### What is asked
Output all of the records exactly as written.

### Exercise materials
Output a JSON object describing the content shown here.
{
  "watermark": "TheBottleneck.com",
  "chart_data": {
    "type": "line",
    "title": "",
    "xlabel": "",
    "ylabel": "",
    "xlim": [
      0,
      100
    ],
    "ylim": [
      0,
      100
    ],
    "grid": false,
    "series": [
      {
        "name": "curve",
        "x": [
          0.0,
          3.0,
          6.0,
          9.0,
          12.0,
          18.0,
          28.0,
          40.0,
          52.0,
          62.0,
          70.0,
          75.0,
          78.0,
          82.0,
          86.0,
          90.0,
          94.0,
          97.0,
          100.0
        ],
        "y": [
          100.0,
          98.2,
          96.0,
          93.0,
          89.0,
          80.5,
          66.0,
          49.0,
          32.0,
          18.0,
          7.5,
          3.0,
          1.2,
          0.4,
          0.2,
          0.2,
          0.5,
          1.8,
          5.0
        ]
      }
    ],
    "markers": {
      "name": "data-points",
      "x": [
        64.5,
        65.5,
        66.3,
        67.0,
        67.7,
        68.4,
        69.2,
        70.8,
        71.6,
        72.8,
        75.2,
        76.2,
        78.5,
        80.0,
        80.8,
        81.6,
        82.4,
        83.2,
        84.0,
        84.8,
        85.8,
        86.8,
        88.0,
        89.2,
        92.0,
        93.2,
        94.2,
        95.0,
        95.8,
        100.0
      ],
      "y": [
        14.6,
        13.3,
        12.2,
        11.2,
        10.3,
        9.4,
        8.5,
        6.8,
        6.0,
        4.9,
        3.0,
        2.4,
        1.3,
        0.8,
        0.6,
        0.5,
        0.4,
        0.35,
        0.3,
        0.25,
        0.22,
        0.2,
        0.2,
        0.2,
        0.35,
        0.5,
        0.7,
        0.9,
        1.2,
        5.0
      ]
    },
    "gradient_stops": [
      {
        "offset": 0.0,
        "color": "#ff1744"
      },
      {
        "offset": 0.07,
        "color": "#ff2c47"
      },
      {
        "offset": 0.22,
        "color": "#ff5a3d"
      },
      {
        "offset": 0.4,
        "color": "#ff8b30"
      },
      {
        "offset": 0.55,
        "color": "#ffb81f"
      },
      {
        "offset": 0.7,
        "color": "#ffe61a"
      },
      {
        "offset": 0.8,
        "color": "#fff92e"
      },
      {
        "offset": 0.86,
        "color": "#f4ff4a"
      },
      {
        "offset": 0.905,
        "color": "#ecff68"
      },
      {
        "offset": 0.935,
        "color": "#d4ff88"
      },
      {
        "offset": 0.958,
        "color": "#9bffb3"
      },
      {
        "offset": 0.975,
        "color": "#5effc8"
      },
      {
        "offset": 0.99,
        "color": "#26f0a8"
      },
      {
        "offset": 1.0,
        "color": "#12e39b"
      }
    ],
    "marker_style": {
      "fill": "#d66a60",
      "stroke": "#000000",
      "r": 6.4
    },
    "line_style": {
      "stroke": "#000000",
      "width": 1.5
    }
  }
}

### Task answer
Output a JSON object describing the content shown here.
{
  "watermark": "TheBottleneck.com",
  "chart_data": {
    "type": "line",
    "title": "",
    "xlabel": "",
    "ylabel": "",
    "xlim": [
      0,
      100
    ],
    "ylim": [
      0,
      100
    ],
    "grid": false,
    "series": [
      {
        "name": "curve",
        "x": [
          0.0,
          3.0,
          6.0,
          9.0,
          12.0,
          18.0,
          28.0,
          40.0,
          52.0,
          62.0,
          70.0,
          75.0,
          78.0,
          82.0,
          86.0,
          90.0,
          94.0,
          97.0,
          100.0
        ],
        "y": [
          100.0,
          98.2,
          96.0,
          93.0,
          89.0,
          80.5,
          66.0,
          49.0,
          32.0,
          18.0,
          7.5,
          3.0,
          1.2,
          0.4,
          0.2,
          0.2,
          0.5,
          1.8,
          5.0
        ]
      }
    ],
    "markers": {
      "name": "data-points",
      "x": [
        64.5,
        65.5,
        66.3,
        67.0,
        67.7,
        68.4,
        69.2,
        70.8,
        71.6,
        72.8,
        75.2,
        76.2,
        78.5,
        80.0,
        80.8,
        81.6,
        82.4,
        83.2,
        84.0,
        84.8,
        85.8,
        86.8,
        88.0,
        89.2,
        92.0,
        93.2,
        94.2,
        95.0,
        95.8,
        100.0
      ],
      "y": [
        14.6,
        13.3,
        12.2,
        11.2,
        10.3,
        9.4,
        8.5,
        6.8,
        6.0,
        4.9,
        3.0,
        2.4,
        1.3,
        0.8,
        0.6,
        0.5,
        0.4,
        0.35,
        0.3,
        0.25,
        0.22,
        0.2,
        0.2,
        0.2,
        0.35,
        0.5,
        0.7,
        0.9,
        1.2,
        5.0
      ]
    },
    "gradient_stops": [
      {
        "offset": 0.0,
        "color": "#ff1744"
      },
      {
        "offset": 0.07,
        "color": "#ff2c47"
      },
      {
        "offset": 0.22,
        "color": "#ff5a3d"
      },
      {
        "offset": 0.4,
        "color": "#ff8b30"
      },
      {
        "offset": 0.55,
        "color": "#ffb81f"
      },
      {
        "offset": 0.7,
        "color": "#ffe61a"
      },
      {
        "offset": 0.8,
        "color": "#fff92e"
      },
      {
        "offset": 0.86,
        "color": "#f4ff4a"
      },
      {
        "offset": 0.905,
        "color": "#ecff68"
      },
      {
        "offset": 0.935,
        "color": "#d4ff88"
      },
      {
        "offset": 0.958,
        "color": "#9bffb3"
      },
      {
        "offset": 0.975,
        "color": "#5effc8"
      },
      {
        "offset": 0.99,
        "color": "#26f0a8"
      },
      {
        "offset": 1.0,
        "color": "#12e39b"
      }
    ],
    "marker_style": {
      "fill": "#d66a60",
      "stroke": "#000000",
      "r": 6.4
    },
    "line_style": {
      "stroke": "#000000",
      "width": 1.5
    }
  }
}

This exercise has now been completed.